→ **Task data**

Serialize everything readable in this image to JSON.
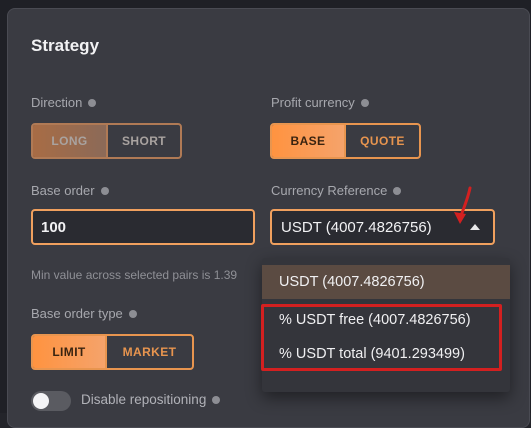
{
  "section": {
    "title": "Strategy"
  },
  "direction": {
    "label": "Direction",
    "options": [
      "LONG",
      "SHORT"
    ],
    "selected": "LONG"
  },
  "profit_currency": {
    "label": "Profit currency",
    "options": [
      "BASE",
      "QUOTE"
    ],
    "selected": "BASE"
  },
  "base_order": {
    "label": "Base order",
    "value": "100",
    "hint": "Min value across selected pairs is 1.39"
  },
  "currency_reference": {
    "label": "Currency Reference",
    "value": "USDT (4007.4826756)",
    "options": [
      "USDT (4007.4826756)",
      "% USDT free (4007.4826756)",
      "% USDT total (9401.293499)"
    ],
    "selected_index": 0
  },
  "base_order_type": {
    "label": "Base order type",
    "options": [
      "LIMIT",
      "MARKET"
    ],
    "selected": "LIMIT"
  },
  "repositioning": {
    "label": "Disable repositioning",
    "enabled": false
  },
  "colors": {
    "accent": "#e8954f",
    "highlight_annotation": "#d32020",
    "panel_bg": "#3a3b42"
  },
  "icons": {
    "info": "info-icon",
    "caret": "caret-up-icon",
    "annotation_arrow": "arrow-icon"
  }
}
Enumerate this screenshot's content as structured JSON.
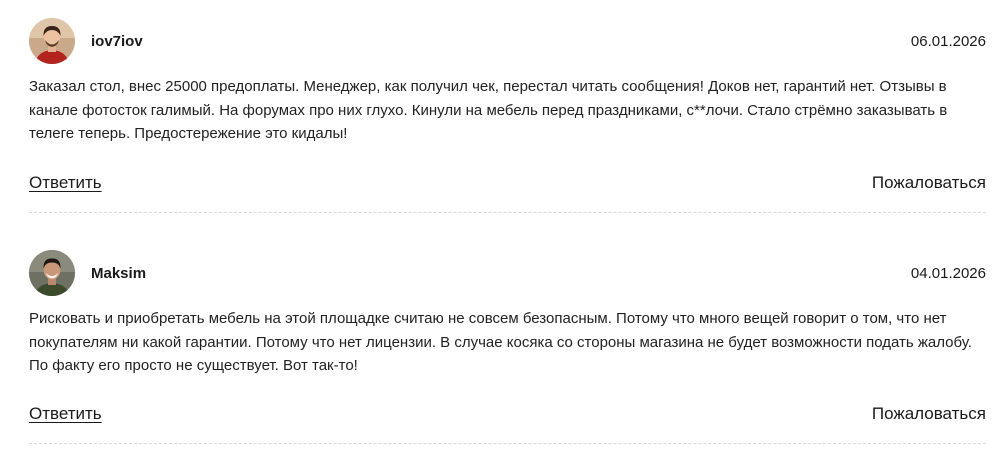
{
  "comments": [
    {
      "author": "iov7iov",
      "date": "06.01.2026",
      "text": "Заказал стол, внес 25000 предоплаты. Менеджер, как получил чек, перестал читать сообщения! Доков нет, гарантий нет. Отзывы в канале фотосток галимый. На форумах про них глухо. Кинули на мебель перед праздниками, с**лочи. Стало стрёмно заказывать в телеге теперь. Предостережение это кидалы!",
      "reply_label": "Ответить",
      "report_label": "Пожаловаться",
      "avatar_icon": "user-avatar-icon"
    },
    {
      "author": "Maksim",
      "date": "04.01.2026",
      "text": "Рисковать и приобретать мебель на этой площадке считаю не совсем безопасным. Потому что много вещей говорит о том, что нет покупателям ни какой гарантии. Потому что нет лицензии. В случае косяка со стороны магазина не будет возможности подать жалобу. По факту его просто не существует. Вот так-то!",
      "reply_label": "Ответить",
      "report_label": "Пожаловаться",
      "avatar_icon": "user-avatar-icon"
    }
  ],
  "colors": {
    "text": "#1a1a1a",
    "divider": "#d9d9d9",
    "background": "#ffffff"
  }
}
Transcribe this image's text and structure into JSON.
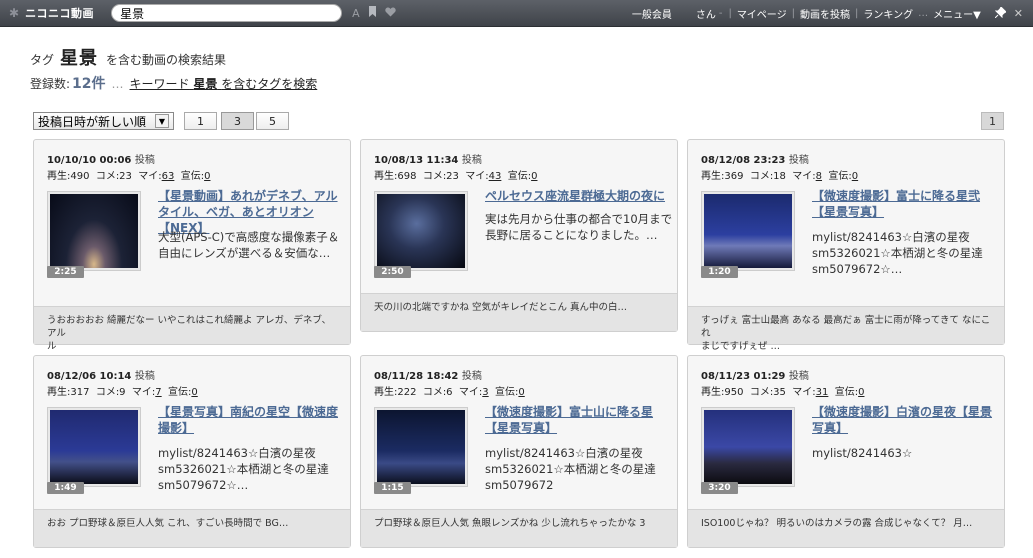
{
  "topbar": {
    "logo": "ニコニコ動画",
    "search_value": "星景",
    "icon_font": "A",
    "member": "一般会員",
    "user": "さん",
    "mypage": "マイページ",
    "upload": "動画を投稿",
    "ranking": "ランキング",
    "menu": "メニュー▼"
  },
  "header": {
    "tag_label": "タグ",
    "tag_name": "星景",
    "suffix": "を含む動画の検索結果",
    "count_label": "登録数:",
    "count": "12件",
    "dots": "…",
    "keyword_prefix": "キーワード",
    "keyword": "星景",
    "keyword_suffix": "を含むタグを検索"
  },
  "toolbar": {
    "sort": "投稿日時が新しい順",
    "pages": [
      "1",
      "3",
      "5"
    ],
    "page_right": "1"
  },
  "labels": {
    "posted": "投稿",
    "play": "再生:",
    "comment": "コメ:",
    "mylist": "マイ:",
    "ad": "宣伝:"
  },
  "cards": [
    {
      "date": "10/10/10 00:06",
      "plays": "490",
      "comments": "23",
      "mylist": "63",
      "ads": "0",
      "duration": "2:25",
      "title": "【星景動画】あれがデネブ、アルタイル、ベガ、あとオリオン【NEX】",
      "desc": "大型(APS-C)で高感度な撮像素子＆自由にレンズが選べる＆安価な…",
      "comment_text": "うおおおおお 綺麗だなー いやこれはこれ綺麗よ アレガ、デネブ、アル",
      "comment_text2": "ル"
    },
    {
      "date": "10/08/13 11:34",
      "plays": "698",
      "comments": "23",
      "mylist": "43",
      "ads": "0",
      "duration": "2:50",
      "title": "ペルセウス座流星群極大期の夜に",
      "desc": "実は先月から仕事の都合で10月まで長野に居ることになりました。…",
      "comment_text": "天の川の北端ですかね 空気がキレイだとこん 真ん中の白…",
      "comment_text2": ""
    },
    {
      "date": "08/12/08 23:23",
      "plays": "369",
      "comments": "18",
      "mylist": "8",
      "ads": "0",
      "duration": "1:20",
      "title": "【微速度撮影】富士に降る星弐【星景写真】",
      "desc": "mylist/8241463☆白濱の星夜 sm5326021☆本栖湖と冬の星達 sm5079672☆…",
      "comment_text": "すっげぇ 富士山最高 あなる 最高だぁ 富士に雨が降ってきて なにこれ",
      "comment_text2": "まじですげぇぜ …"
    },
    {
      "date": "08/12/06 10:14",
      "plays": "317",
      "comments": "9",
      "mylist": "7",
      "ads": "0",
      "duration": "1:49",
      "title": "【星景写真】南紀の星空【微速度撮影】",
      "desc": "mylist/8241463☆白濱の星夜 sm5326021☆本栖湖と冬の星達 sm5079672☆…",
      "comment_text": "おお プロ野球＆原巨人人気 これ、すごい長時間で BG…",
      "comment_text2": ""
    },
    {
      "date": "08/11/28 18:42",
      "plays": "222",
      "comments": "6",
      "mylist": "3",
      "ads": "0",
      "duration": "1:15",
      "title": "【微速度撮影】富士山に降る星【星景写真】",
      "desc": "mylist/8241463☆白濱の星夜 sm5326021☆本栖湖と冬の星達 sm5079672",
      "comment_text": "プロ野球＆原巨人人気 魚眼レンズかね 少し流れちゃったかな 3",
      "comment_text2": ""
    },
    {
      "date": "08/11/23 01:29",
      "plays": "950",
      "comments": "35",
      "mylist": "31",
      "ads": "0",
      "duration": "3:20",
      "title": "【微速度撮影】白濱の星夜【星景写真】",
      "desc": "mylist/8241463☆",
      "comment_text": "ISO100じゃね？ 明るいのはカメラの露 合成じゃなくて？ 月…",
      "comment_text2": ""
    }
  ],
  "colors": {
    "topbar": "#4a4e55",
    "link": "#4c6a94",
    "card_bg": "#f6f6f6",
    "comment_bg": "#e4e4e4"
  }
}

→ **Problem**
Repeat the material above word for word, please, apart from its images.

→ **Result of the exercise**
Serialize everything readable in this image to JSON.
{
  "section": {
    "title": "Strategy"
  },
  "direction": {
    "label": "Direction",
    "options": [
      "LONG",
      "SHORT"
    ],
    "selected": "LONG"
  },
  "profit_currency": {
    "label": "Profit currency",
    "options": [
      "BASE",
      "QUOTE"
    ],
    "selected": "BASE"
  },
  "base_order": {
    "label": "Base order",
    "value": "100",
    "hint": "Min value across selected pairs is 1.39"
  },
  "currency_reference": {
    "label": "Currency Reference",
    "value": "USDT (4007.4826756)",
    "options": [
      "USDT (4007.4826756)",
      "% USDT free (4007.4826756)",
      "% USDT total (9401.293499)"
    ],
    "selected_index": 0
  },
  "base_order_type": {
    "label": "Base order type",
    "options": [
      "LIMIT",
      "MARKET"
    ],
    "selected": "LIMIT"
  },
  "repositioning": {
    "label": "Disable repositioning",
    "enabled": false
  },
  "colors": {
    "accent": "#e8954f",
    "highlight_annotation": "#d32020",
    "panel_bg": "#3a3b42"
  },
  "icons": {
    "info": "info-icon",
    "caret": "caret-up-icon",
    "annotation_arrow": "arrow-icon"
  }
}
Enumerate this screenshot's content as structured JSON.
{
  "comments": [
    {
      "author": "iov7iov",
      "date": "06.01.2026",
      "text": "Заказал стол, внес 25000 предоплаты. Менеджер, как получил чек, перестал читать сообщения! Доков нет, гарантий нет. Отзывы в канале фотосток галимый. На форумах про них глухо. Кинули на мебель перед праздниками, с**лочи. Стало стрёмно заказывать в телеге теперь. Предостережение это кидалы!",
      "reply_label": "Ответить",
      "report_label": "Пожаловаться",
      "avatar_icon": "user-avatar-icon"
    },
    {
      "author": "Maksim",
      "date": "04.01.2026",
      "text": "Рисковать и приобретать мебель на этой площадке считаю не совсем безопасным. Потому что много вещей говорит о том, что нет покупателям ни какой гарантии. Потому что нет лицензии. В случае косяка со стороны магазина не будет возможности подать жалобу. По факту его просто не существует. Вот так-то!",
      "reply_label": "Ответить",
      "report_label": "Пожаловаться",
      "avatar_icon": "user-avatar-icon"
    }
  ],
  "colors": {
    "text": "#1a1a1a",
    "divider": "#d9d9d9",
    "background": "#ffffff"
  }
}
Transcribe this image's text and structure into JSON.
{
  "topbar": {
    "logo": "ニコニコ動画",
    "search_value": "星景",
    "icon_font": "A",
    "member": "一般会員",
    "user": "さん",
    "mypage": "マイページ",
    "upload": "動画を投稿",
    "ranking": "ランキング",
    "menu": "メニュー▼"
  },
  "header": {
    "tag_label": "タグ",
    "tag_name": "星景",
    "suffix": "を含む動画の検索結果",
    "count_label": "登録数:",
    "count": "12件",
    "dots": "…",
    "keyword_prefix": "キーワード",
    "keyword": "星景",
    "keyword_suffix": "を含むタグを検索"
  },
  "toolbar": {
    "sort": "投稿日時が新しい順",
    "pages": [
      "1",
      "3",
      "5"
    ],
    "page_right": "1"
  },
  "labels": {
    "posted": "投稿",
    "play": "再生:",
    "comment": "コメ:",
    "mylist": "マイ:",
    "ad": "宣伝:"
  },
  "cards": [
    {
      "date": "10/10/10 00:06",
      "plays": "490",
      "comments": "23",
      "mylist": "63",
      "ads": "0",
      "duration": "2:25",
      "title": "【星景動画】あれがデネブ、アルタイル、ベガ、あとオリオン【NEX】",
      "desc": "大型(APS-C)で高感度な撮像素子＆自由にレンズが選べる＆安価な…",
      "comment_text": "うおおおおお 綺麗だなー いやこれはこれ綺麗よ アレガ、デネブ、アル",
      "comment_text2": "ル"
    },
    {
      "date": "10/08/13 11:34",
      "plays": "698",
      "comments": "23",
      "mylist": "43",
      "ads": "0",
      "duration": "2:50",
      "title": "ペルセウス座流星群極大期の夜に",
      "desc": "実は先月から仕事の都合で10月まで長野に居ることになりました。…",
      "comment_text": "天の川の北端ですかね 空気がキレイだとこん 真ん中の白…",
      "comment_text2": ""
    },
    {
      "date": "08/12/08 23:23",
      "plays": "369",
      "comments": "18",
      "mylist": "8",
      "ads": "0",
      "duration": "1:20",
      "title": "【微速度撮影】富士に降る星弐【星景写真】",
      "desc": "mylist/8241463☆白濱の星夜 sm5326021☆本栖湖と冬の星達 sm5079672☆…",
      "comment_text": "すっげぇ 富士山最高 あなる 最高だぁ 富士に雨が降ってきて なにこれ",
      "comment_text2": "まじですげぇぜ …"
    },
    {
      "date": "08/12/06 10:14",
      "plays": "317",
      "comments": "9",
      "mylist": "7",
      "ads": "0",
      "duration": "1:49",
      "title": "【星景写真】南紀の星空【微速度撮影】",
      "desc": "mylist/8241463☆白濱の星夜 sm5326021☆本栖湖と冬の星達 sm5079672☆…",
      "comment_text": "おお プロ野球＆原巨人人気 これ、すごい長時間で BG…",
      "comment_text2": ""
    },
    {
      "date": "08/11/28 18:42",
      "plays": "222",
      "comments": "6",
      "mylist": "3",
      "ads": "0",
      "duration": "1:15",
      "title": "【微速度撮影】富士山に降る星【星景写真】",
      "desc": "mylist/8241463☆白濱の星夜 sm5326021☆本栖湖と冬の星達 sm5079672",
      "comment_text": "プロ野球＆原巨人人気 魚眼レンズかね 少し流れちゃったかな 3",
      "comment_text2": ""
    },
    {
      "date": "08/11/23 01:29",
      "plays": "950",
      "comments": "35",
      "mylist": "31",
      "ads": "0",
      "duration": "3:20",
      "title": "【微速度撮影】白濱の星夜【星景写真】",
      "desc": "mylist/8241463☆",
      "comment_text": "ISO100じゃね？ 明るいのはカメラの露 合成じゃなくて？ 月…",
      "comment_text2": ""
    }
  ],
  "colors": {
    "topbar": "#4a4e55",
    "link": "#4c6a94",
    "card_bg": "#f6f6f6",
    "comment_bg": "#e4e4e4"
  }
}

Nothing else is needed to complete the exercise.